Set down the line that contains "Transcribe this image's" and every line after it to the end of the entries, exactly as they stand and nothing more.
──────── Data provided ────────
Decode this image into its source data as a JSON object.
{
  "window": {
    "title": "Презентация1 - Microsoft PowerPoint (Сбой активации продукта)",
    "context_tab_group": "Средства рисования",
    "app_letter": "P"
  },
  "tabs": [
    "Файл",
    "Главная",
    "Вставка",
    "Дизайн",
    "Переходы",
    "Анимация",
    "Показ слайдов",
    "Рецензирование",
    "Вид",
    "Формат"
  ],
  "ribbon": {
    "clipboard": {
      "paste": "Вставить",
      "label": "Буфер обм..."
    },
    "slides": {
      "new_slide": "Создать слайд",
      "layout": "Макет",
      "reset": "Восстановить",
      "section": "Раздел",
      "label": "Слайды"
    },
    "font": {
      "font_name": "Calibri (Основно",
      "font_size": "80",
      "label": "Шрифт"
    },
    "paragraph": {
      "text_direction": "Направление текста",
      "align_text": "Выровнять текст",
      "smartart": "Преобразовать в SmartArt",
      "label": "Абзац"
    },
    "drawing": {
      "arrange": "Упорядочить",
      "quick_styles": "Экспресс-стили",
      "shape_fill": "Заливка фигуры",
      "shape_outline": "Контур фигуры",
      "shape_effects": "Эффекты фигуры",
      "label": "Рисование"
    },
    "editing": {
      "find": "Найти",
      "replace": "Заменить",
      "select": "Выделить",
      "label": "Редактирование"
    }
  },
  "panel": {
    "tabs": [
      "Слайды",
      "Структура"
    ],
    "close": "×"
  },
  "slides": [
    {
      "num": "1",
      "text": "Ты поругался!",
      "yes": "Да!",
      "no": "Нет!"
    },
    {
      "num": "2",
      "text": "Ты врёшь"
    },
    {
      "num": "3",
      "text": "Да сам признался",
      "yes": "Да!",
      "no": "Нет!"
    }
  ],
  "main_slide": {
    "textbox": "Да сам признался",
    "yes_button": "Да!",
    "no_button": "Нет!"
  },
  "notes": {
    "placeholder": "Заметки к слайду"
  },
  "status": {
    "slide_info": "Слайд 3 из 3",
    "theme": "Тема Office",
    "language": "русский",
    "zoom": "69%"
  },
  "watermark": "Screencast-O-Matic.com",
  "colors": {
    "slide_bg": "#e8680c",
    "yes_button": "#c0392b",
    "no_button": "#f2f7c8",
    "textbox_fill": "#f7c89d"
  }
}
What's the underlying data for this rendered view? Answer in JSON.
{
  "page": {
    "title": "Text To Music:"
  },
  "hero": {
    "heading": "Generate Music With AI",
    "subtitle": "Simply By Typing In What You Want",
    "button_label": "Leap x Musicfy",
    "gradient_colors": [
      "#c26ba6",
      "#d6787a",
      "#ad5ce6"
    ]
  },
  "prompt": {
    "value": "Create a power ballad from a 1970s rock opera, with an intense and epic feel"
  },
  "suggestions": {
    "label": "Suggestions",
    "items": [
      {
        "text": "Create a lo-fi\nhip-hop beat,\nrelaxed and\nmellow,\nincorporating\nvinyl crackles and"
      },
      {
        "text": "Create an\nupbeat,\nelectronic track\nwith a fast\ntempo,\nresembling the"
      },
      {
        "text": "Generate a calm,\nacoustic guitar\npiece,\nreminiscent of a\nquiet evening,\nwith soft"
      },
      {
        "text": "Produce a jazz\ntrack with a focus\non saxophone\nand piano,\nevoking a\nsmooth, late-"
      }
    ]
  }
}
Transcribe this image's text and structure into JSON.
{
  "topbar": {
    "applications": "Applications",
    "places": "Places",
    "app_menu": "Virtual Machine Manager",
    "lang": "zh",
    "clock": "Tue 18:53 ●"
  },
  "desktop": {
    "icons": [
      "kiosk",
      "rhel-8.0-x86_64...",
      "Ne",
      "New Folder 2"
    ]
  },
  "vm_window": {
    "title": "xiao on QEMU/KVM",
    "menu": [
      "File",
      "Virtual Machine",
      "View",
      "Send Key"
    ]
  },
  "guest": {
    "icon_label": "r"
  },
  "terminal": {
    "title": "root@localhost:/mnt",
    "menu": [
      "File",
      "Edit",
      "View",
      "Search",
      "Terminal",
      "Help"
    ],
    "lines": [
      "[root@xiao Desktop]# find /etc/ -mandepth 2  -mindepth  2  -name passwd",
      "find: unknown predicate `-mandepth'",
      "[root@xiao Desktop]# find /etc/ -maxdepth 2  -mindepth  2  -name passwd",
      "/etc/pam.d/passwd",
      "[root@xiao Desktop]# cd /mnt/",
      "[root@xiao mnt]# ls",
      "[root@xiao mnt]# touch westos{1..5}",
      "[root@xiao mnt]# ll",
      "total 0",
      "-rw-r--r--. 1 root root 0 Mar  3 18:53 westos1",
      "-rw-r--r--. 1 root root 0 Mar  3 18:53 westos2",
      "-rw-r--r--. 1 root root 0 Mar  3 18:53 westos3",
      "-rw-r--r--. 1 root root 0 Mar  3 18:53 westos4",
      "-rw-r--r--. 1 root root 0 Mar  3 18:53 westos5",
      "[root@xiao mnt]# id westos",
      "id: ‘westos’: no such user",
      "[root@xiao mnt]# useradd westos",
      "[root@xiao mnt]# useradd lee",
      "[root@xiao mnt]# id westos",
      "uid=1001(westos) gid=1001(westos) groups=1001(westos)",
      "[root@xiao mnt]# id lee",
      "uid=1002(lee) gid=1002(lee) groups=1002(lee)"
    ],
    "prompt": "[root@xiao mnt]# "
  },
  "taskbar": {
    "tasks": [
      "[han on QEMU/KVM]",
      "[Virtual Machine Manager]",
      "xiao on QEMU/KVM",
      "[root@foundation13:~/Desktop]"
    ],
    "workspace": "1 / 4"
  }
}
────────
Task answer –
Transcribe this image's text and structure into JSON.
{
  "topbar": {
    "applications": "Applications",
    "places": "Places",
    "app_menu": "Virtual Machine Manager",
    "lang": "zh",
    "clock": "Tue 18:53 ●"
  },
  "desktop": {
    "icons": [
      "kiosk",
      "rhel-8.0-x86_64...",
      "Ne",
      "New Folder 2"
    ]
  },
  "vm_window": {
    "title": "xiao on QEMU/KVM",
    "menu": [
      "File",
      "Virtual Machine",
      "View",
      "Send Key"
    ]
  },
  "guest": {
    "icon_label": "r"
  },
  "terminal": {
    "title": "root@localhost:/mnt",
    "menu": [
      "File",
      "Edit",
      "View",
      "Search",
      "Terminal",
      "Help"
    ],
    "lines": [
      "[root@xiao Desktop]# find /etc/ -mandepth 2  -mindepth  2  -name passwd",
      "find: unknown predicate `-mandepth'",
      "[root@xiao Desktop]# find /etc/ -maxdepth 2  -mindepth  2  -name passwd",
      "/etc/pam.d/passwd",
      "[root@xiao Desktop]# cd /mnt/",
      "[root@xiao mnt]# ls",
      "[root@xiao mnt]# touch westos{1..5}",
      "[root@xiao mnt]# ll",
      "total 0",
      "-rw-r--r--. 1 root root 0 Mar  3 18:53 westos1",
      "-rw-r--r--. 1 root root 0 Mar  3 18:53 westos2",
      "-rw-r--r--. 1 root root 0 Mar  3 18:53 westos3",
      "-rw-r--r--. 1 root root 0 Mar  3 18:53 westos4",
      "-rw-r--r--. 1 root root 0 Mar  3 18:53 westos5",
      "[root@xiao mnt]# id westos",
      "id: ‘westos’: no such user",
      "[root@xiao mnt]# useradd westos",
      "[root@xiao mnt]# useradd lee",
      "[root@xiao mnt]# id westos",
      "uid=1001(westos) gid=1001(westos) groups=1001(westos)",
      "[root@xiao mnt]# id lee",
      "uid=1002(lee) gid=1002(lee) groups=1002(lee)"
    ],
    "prompt": "[root@xiao mnt]# "
  },
  "taskbar": {
    "tasks": [
      "[han on QEMU/KVM]",
      "[Virtual Machine Manager]",
      "xiao on QEMU/KVM",
      "[root@foundation13:~/Desktop]"
    ],
    "workspace": "1 / 4"
  }
}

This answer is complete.